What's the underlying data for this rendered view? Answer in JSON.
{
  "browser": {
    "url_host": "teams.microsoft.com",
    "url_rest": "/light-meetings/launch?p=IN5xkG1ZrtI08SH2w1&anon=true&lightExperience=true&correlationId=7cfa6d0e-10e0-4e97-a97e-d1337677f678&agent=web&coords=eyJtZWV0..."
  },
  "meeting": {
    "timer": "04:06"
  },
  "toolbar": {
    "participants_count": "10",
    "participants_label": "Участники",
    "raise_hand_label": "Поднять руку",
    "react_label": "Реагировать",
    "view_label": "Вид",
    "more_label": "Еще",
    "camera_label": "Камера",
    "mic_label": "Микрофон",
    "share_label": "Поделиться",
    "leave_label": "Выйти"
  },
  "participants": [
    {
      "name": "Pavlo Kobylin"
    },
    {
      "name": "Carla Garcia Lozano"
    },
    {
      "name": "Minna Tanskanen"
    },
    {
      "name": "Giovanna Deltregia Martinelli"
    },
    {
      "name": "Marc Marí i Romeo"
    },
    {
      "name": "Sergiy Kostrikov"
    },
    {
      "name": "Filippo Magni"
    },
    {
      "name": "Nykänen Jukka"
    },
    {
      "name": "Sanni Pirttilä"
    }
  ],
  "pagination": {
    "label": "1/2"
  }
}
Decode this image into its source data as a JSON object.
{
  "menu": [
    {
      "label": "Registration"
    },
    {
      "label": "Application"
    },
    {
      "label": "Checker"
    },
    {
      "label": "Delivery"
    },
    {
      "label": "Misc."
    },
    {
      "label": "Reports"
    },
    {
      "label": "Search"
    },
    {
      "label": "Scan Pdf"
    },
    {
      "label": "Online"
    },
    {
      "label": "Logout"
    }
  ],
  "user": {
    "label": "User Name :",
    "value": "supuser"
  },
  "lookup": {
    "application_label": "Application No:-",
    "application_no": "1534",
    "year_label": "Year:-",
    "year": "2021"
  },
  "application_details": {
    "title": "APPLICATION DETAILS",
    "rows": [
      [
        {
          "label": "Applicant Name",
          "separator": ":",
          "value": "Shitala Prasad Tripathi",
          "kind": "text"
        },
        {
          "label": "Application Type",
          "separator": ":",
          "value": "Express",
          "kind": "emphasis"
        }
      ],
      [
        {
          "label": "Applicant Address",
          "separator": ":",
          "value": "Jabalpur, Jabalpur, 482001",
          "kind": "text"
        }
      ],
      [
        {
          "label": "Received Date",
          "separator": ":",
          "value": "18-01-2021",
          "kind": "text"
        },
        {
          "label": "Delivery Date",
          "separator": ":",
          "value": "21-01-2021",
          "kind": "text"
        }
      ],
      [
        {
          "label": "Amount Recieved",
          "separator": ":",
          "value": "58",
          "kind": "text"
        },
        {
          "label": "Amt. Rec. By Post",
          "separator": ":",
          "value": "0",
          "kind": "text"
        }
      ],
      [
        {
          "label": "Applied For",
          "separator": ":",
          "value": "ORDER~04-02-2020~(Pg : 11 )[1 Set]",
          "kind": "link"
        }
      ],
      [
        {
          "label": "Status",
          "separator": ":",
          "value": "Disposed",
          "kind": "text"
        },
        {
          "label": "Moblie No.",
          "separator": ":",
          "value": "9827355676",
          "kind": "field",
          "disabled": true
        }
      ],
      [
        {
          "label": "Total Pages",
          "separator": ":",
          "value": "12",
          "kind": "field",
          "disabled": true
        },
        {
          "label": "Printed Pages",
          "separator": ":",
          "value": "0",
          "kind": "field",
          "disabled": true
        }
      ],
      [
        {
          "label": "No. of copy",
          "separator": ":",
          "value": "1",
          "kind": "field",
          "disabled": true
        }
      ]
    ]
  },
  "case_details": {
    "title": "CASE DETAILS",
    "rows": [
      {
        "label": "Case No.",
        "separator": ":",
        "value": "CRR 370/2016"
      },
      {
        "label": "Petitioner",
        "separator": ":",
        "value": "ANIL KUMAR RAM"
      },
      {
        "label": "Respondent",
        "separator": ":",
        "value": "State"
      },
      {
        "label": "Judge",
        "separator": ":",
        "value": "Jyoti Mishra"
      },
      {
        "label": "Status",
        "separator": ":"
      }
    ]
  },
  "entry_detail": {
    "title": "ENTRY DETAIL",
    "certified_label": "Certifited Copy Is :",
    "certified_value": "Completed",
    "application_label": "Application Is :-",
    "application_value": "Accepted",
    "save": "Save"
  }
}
-------
- [Exercise task]
Using the exact wording, write out all of the records.

- [Solved exercise]
What's the underlying data for this rendered view? Answer in JSON.
{
  "browser": {
    "url_host": "teams.microsoft.com",
    "url_rest": "/light-meetings/launch?p=IN5xkG1ZrtI08SH2w1&anon=true&lightExperience=true&correlationId=7cfa6d0e-10e0-4e97-a97e-d1337677f678&agent=web&coords=eyJtZWV0..."
  },
  "meeting": {
    "timer": "04:06"
  },
  "toolbar": {
    "participants_count": "10",
    "participants_label": "Участники",
    "raise_hand_label": "Поднять руку",
    "react_label": "Реагировать",
    "view_label": "Вид",
    "more_label": "Еще",
    "camera_label": "Камера",
    "mic_label": "Микрофон",
    "share_label": "Поделиться",
    "leave_label": "Выйти"
  },
  "participants": [
    {
      "name": "Pavlo Kobylin"
    },
    {
      "name": "Carla Garcia Lozano"
    },
    {
      "name": "Minna Tanskanen"
    },
    {
      "name": "Giovanna Deltregia Martinelli"
    },
    {
      "name": "Marc Marí i Romeo"
    },
    {
      "name": "Sergiy Kostrikov"
    },
    {
      "name": "Filippo Magni"
    },
    {
      "name": "Nykänen Jukka"
    },
    {
      "name": "Sanni Pirttilä"
    }
  ],
  "pagination": {
    "label": "1/2"
  }
}
Decode this image into its source data as a JSON object.
{
  "menu": [
    {
      "label": "Registration"
    },
    {
      "label": "Application"
    },
    {
      "label": "Checker"
    },
    {
      "label": "Delivery"
    },
    {
      "label": "Misc."
    },
    {
      "label": "Reports"
    },
    {
      "label": "Search"
    },
    {
      "label": "Scan Pdf"
    },
    {
      "label": "Online"
    },
    {
      "label": "Logout"
    }
  ],
  "user": {
    "label": "User Name :",
    "value": "supuser"
  },
  "lookup": {
    "application_label": "Application No:-",
    "application_no": "1534",
    "year_label": "Year:-",
    "year": "2021"
  },
  "application_details": {
    "title": "APPLICATION DETAILS",
    "rows": [
      [
        {
          "label": "Applicant Name",
          "separator": ":",
          "value": "Shitala Prasad Tripathi",
          "kind": "text"
        },
        {
          "label": "Application Type",
          "separator": ":",
          "value": "Express",
          "kind": "emphasis"
        }
      ],
      [
        {
          "label": "Applicant Address",
          "separator": ":",
          "value": "Jabalpur, Jabalpur, 482001",
          "kind": "text"
        }
      ],
      [
        {
          "label": "Received Date",
          "separator": ":",
          "value": "18-01-2021",
          "kind": "text"
        },
        {
          "label": "Delivery Date",
          "separator": ":",
          "value": "21-01-2021",
          "kind": "text"
        }
      ],
      [
        {
          "label": "Amount Recieved",
          "separator": ":",
          "value": "58",
          "kind": "text"
        },
        {
          "label": "Amt. Rec. By Post",
          "separator": ":",
          "value": "0",
          "kind": "text"
        }
      ],
      [
        {
          "label": "Applied For",
          "separator": ":",
          "value": "ORDER~04-02-2020~(Pg : 11 )[1 Set]",
          "kind": "link"
        }
      ],
      [
        {
          "label": "Status",
          "separator": ":",
          "value": "Disposed",
          "kind": "text"
        },
        {
          "label": "Moblie No.",
          "separator": ":",
          "value": "9827355676",
          "kind": "field",
          "disabled": true
        }
      ],
      [
        {
          "label": "Total Pages",
          "separator": ":",
          "value": "12",
          "kind": "field",
          "disabled": true
        },
        {
          "label": "Printed Pages",
          "separator": ":",
          "value": "0",
          "kind": "field",
          "disabled": true
        }
      ],
      [
        {
          "label": "No. of copy",
          "separator": ":",
          "value": "1",
          "kind": "field",
          "disabled": true
        }
      ]
    ]
  },
  "case_details": {
    "title": "CASE DETAILS",
    "rows": [
      {
        "label": "Case No.",
        "separator": ":",
        "value": "CRR 370/2016"
      },
      {
        "label": "Petitioner",
        "separator": ":",
        "value": "ANIL KUMAR RAM"
      },
      {
        "label": "Respondent",
        "separator": ":",
        "value": "State"
      },
      {
        "label": "Judge",
        "separator": ":",
        "value": "Jyoti Mishra"
      },
      {
        "label": "Status",
        "separator": ":"
      }
    ]
  },
  "entry_detail": {
    "title": "ENTRY DETAIL",
    "certified_label": "Certifited Copy Is :",
    "certified_value": "Completed",
    "application_label": "Application Is :-",
    "application_value": "Accepted",
    "save": "Save"
  }
}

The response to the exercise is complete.